__Stored data entries__:
## Start

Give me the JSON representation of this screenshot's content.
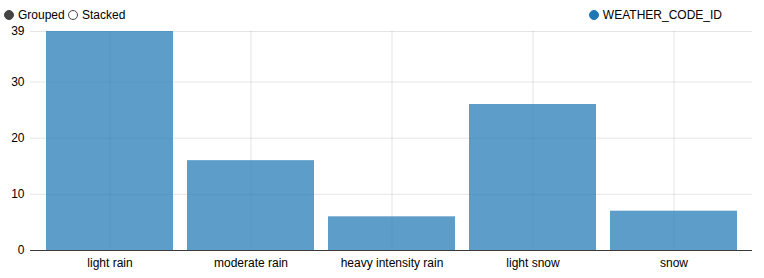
{
  "chart_data": {
    "type": "bar",
    "controls": [
      "Grouped",
      "Stacked"
    ],
    "stacked": false,
    "categories": [
      "light rain",
      "moderate rain",
      "heavy intensity rain",
      "light snow",
      "snow"
    ],
    "series": [
      {
        "name": "WEATHER_CODE_ID",
        "color": "#1f77b4",
        "values": [
          39,
          16,
          6,
          26,
          7
        ]
      }
    ],
    "legend": "top-right",
    "ylim": [
      0,
      39
    ],
    "yticks": [
      0,
      10,
      20,
      30,
      39
    ],
    "grid": true
  }
}
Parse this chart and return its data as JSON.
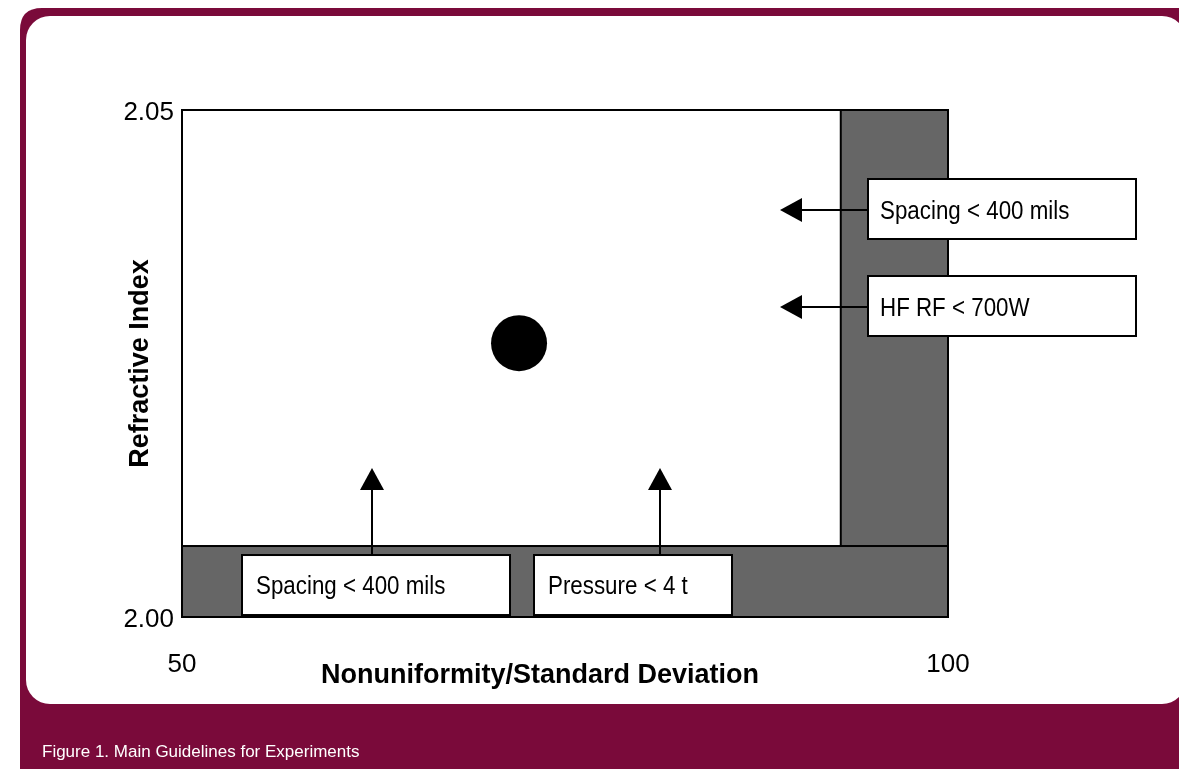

## End

__What to work on__: Set down the material above as is, without any pictures.

__Answer__:
Give me the JSON representation of this screenshot's content.
{
  "chart_data": {
    "type": "bar",
    "controls": [
      "Grouped",
      "Stacked"
    ],
    "stacked": false,
    "categories": [
      "light rain",
      "moderate rain",
      "heavy intensity rain",
      "light snow",
      "snow"
    ],
    "series": [
      {
        "name": "WEATHER_CODE_ID",
        "color": "#1f77b4",
        "values": [
          39,
          16,
          6,
          26,
          7
        ]
      }
    ],
    "legend": "top-right",
    "ylim": [
      0,
      39
    ],
    "yticks": [
      0,
      10,
      20,
      30,
      39
    ],
    "grid": true
  }
}
Parse this chart and return its data as JSON.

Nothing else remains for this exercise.